• [What you have to do] In the listing below, identify each line with the word "соглашения" and return those lines.

### Supplied entries ###

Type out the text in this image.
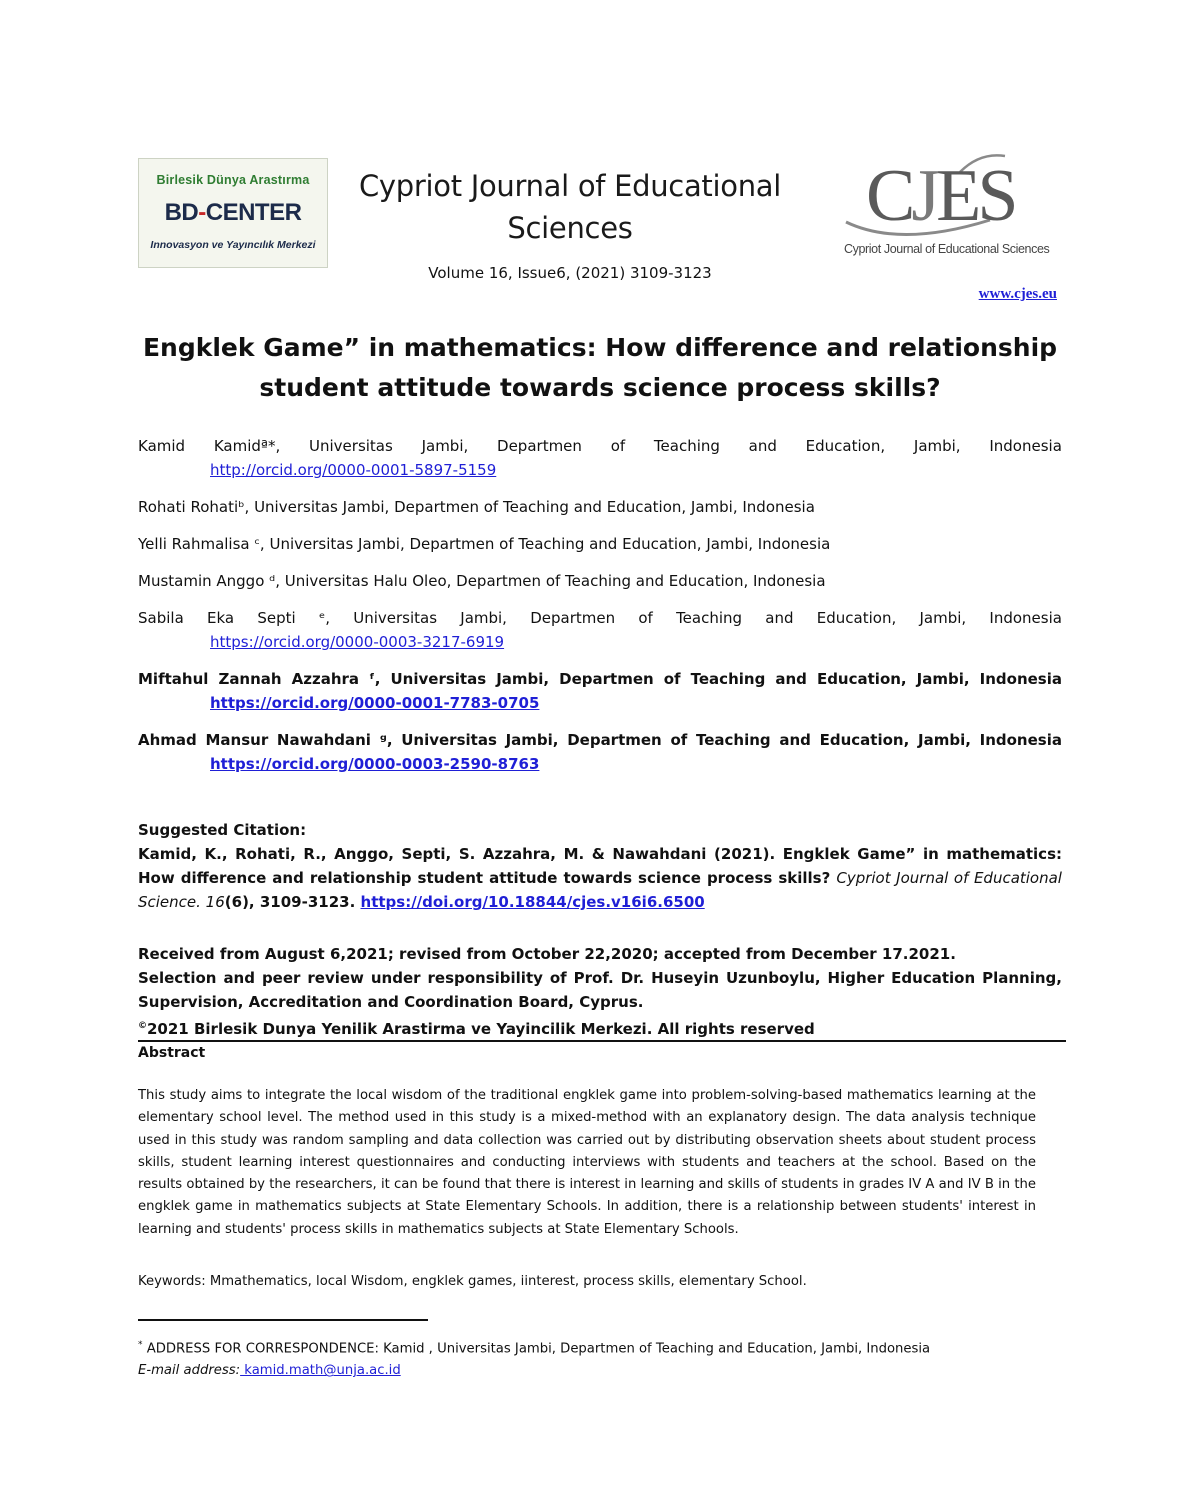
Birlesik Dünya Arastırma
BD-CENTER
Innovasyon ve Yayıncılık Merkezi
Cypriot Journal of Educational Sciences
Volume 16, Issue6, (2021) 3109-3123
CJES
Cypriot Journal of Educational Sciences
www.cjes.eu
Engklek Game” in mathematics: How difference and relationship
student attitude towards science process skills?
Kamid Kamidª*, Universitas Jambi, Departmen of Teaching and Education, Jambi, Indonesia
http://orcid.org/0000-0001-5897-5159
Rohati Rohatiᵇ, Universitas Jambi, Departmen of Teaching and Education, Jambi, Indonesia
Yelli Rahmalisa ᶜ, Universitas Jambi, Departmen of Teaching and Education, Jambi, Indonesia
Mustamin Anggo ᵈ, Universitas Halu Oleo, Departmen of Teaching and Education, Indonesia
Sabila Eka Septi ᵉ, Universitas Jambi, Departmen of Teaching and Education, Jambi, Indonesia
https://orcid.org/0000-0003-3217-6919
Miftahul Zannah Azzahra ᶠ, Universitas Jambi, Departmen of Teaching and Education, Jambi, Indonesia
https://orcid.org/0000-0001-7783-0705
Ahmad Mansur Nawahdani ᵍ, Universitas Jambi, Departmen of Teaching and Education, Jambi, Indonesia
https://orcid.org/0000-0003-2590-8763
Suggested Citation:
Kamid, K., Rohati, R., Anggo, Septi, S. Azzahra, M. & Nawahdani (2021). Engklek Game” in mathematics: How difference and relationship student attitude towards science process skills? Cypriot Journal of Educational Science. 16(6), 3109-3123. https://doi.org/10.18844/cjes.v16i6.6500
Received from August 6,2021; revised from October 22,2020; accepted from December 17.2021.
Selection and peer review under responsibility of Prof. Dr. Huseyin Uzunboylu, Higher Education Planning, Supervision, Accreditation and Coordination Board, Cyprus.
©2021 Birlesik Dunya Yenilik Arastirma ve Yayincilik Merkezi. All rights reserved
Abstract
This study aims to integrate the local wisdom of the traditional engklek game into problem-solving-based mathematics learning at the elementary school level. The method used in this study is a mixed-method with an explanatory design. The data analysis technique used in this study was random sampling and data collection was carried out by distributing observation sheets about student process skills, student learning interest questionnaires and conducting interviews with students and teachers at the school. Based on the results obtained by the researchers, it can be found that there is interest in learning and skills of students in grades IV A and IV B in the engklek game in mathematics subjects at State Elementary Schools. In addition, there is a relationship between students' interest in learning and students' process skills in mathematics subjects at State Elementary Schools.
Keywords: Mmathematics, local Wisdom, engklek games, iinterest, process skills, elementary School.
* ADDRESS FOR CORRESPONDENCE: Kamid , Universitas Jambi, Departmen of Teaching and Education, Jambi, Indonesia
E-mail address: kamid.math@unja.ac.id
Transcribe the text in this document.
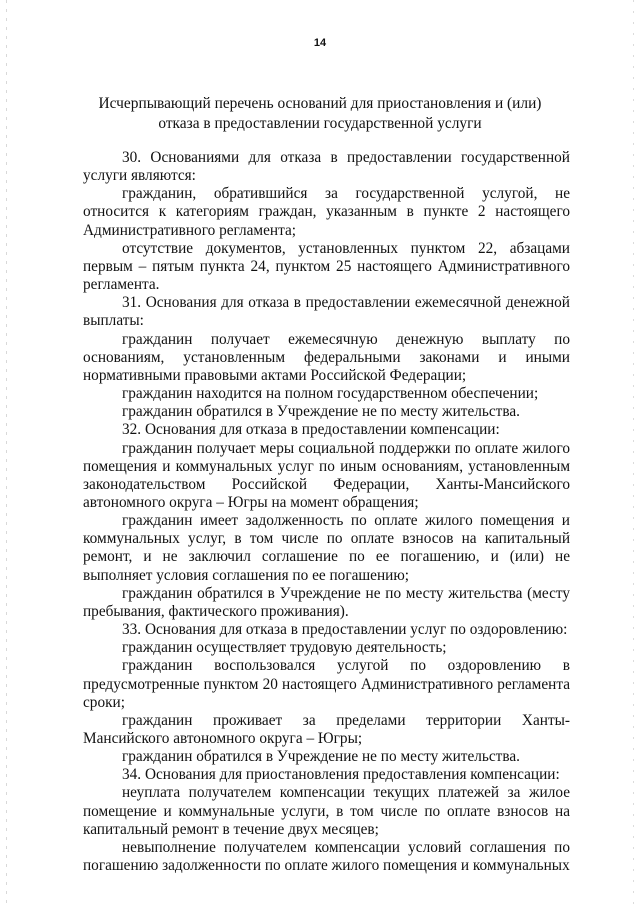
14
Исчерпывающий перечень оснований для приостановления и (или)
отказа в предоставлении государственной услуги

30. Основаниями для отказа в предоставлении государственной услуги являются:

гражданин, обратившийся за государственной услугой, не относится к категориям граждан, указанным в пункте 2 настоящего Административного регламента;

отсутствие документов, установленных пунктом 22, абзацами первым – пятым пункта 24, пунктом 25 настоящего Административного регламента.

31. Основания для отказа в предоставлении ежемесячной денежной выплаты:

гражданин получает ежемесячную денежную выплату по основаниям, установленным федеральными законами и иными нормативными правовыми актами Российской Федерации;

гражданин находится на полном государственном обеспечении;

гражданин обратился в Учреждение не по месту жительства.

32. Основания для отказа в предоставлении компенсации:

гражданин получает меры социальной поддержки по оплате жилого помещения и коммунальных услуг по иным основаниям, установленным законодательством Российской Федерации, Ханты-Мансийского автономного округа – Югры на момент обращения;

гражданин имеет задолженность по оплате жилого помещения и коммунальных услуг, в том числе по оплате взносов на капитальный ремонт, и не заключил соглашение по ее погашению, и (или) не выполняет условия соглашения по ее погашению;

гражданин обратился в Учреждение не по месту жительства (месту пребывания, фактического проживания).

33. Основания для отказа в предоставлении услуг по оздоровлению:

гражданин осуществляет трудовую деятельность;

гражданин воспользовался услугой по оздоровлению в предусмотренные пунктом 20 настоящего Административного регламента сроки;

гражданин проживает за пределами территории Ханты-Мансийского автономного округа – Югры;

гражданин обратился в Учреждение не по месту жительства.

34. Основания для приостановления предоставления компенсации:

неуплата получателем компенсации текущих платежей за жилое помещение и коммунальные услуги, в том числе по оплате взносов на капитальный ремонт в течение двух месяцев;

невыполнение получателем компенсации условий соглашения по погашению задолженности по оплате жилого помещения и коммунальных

###

• [The solution]
гражданин имеет задолженность по оплате жилого помещения и коммунальных услуг, в том числе по оплате взносов на капитальный ремонт, и не заключил соглашение по ее погашению, и (или) не выполняет условия соглашения по ее погашению;
невыполнение получателем компенсации условий соглашения по погашению задолженности по оплате жилого помещения и коммунальных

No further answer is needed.